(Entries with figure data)
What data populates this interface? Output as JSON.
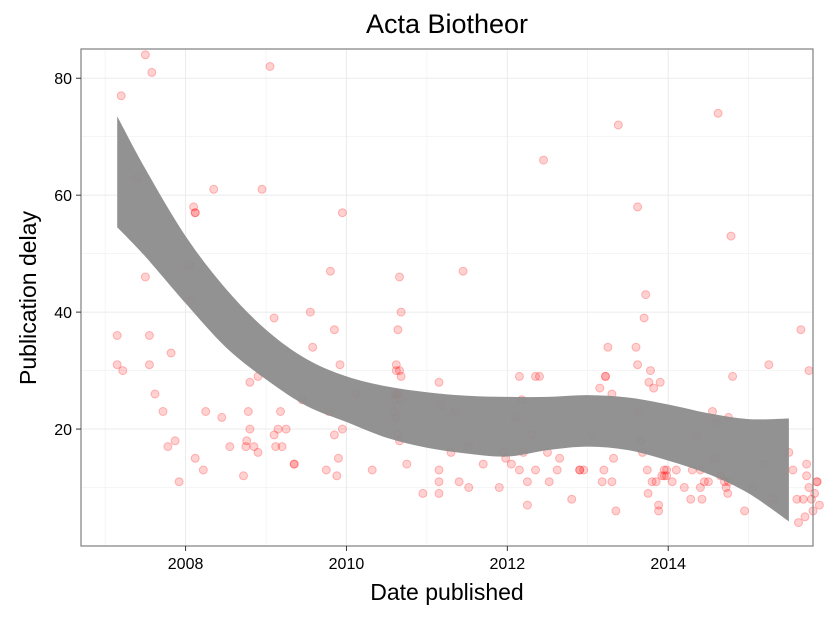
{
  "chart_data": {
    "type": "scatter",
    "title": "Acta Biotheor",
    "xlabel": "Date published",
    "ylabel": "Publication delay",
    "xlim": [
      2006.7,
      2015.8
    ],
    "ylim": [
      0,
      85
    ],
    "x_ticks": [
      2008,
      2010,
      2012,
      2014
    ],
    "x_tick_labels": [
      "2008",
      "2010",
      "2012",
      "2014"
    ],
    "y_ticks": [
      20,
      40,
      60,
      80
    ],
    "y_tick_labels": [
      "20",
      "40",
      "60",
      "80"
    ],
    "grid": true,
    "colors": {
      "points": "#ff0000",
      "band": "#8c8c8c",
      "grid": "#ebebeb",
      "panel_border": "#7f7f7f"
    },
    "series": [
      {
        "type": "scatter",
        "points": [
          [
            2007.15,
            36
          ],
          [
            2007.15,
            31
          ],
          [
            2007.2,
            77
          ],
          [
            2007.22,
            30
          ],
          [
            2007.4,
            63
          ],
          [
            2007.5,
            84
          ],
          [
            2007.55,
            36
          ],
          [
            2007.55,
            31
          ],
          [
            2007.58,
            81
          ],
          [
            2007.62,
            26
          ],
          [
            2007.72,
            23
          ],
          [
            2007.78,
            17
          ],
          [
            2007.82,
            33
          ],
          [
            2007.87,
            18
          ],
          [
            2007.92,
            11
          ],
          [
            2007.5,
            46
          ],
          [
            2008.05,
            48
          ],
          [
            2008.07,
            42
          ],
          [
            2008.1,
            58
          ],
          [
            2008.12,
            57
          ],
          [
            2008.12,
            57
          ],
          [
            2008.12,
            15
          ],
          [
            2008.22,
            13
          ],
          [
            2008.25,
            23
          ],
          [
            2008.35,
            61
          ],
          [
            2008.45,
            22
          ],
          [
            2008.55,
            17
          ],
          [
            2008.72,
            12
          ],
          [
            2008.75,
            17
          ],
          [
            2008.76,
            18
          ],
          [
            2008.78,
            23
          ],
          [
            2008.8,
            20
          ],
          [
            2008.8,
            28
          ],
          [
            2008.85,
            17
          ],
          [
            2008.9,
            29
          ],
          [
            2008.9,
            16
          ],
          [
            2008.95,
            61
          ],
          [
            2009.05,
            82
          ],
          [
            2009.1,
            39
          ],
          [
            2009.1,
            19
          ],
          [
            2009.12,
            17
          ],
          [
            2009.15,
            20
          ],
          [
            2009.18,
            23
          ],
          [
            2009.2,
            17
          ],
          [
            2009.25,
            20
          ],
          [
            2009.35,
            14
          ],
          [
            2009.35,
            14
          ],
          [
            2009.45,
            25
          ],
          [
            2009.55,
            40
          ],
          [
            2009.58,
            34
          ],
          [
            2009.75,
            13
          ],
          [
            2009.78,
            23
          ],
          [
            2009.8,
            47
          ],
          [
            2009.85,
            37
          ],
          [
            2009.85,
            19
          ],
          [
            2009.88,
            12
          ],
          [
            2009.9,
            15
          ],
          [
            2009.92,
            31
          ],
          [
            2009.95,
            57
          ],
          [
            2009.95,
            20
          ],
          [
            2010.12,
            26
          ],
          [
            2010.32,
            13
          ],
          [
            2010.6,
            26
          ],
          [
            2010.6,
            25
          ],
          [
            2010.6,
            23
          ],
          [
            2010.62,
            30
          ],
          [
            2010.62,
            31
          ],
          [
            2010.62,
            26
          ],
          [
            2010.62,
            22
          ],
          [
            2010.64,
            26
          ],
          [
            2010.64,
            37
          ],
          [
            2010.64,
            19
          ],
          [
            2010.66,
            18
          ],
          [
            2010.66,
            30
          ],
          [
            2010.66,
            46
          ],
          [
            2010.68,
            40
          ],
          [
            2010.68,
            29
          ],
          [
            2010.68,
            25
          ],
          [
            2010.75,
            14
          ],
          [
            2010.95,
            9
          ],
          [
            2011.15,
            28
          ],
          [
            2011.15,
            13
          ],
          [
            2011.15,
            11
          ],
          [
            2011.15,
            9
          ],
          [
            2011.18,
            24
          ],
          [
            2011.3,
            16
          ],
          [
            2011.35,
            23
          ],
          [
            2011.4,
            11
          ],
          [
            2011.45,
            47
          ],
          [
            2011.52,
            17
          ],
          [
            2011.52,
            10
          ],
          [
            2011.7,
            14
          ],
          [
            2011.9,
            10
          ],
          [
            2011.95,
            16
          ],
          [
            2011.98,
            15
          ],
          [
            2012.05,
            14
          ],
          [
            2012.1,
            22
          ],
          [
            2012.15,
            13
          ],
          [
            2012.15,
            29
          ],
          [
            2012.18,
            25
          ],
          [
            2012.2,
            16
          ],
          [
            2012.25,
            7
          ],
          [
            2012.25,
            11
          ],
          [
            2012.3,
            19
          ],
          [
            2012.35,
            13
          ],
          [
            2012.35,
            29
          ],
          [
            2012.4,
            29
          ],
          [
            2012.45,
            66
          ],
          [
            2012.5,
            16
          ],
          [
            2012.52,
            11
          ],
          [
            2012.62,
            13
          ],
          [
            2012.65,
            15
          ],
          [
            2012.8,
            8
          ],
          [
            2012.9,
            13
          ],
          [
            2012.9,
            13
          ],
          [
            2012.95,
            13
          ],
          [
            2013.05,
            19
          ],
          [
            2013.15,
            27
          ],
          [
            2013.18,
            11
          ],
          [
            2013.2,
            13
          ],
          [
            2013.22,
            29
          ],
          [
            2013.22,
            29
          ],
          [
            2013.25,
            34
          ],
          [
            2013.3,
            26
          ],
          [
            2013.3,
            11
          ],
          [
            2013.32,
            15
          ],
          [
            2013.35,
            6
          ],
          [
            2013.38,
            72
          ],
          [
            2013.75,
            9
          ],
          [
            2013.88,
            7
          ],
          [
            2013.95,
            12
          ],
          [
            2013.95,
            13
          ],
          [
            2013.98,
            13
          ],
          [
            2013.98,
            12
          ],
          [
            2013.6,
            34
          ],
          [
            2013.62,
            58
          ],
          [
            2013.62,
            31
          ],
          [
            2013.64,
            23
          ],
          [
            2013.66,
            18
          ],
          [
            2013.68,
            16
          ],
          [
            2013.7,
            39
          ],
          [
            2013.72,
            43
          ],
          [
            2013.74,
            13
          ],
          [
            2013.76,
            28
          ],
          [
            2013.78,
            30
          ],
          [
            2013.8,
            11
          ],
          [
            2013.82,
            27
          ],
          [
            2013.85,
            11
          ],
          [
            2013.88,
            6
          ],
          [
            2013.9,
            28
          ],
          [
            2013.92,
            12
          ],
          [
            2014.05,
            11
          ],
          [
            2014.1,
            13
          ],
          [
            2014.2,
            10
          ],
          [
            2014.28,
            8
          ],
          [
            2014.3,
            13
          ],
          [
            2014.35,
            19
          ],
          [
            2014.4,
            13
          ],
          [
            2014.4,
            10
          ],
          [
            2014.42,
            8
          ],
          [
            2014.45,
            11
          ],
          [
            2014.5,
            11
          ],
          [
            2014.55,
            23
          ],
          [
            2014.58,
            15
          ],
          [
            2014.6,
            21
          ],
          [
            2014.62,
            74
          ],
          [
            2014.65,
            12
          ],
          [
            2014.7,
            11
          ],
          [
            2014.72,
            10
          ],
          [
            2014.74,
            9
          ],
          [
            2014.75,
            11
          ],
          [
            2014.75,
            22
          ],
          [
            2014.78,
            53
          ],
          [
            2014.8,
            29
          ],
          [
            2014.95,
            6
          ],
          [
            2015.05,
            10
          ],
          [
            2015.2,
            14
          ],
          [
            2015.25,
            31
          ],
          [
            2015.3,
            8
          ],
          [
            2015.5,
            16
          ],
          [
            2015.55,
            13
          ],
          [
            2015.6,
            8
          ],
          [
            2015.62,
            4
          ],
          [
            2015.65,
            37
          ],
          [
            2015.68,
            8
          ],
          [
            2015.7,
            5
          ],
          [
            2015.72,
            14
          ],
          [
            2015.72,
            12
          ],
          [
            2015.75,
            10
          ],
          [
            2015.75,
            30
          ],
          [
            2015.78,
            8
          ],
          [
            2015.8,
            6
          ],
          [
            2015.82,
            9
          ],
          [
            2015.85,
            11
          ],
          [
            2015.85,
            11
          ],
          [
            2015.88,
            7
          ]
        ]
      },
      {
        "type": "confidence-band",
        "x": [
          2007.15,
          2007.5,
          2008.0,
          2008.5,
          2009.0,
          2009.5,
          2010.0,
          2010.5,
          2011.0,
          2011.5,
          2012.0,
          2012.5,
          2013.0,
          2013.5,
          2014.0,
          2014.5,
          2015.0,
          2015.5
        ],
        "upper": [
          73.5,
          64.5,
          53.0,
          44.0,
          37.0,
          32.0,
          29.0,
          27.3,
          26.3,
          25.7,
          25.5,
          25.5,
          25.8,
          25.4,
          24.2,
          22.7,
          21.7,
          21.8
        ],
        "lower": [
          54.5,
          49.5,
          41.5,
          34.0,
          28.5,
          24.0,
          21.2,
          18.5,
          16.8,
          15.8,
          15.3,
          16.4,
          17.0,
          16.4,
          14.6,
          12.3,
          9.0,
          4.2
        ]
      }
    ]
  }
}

### Requirement
Pick out and copy the lines of the material that include the word "type".

### Response for this exercise
    "type": "scatter",
        "type": "scatter",
        "type": "confidence-band",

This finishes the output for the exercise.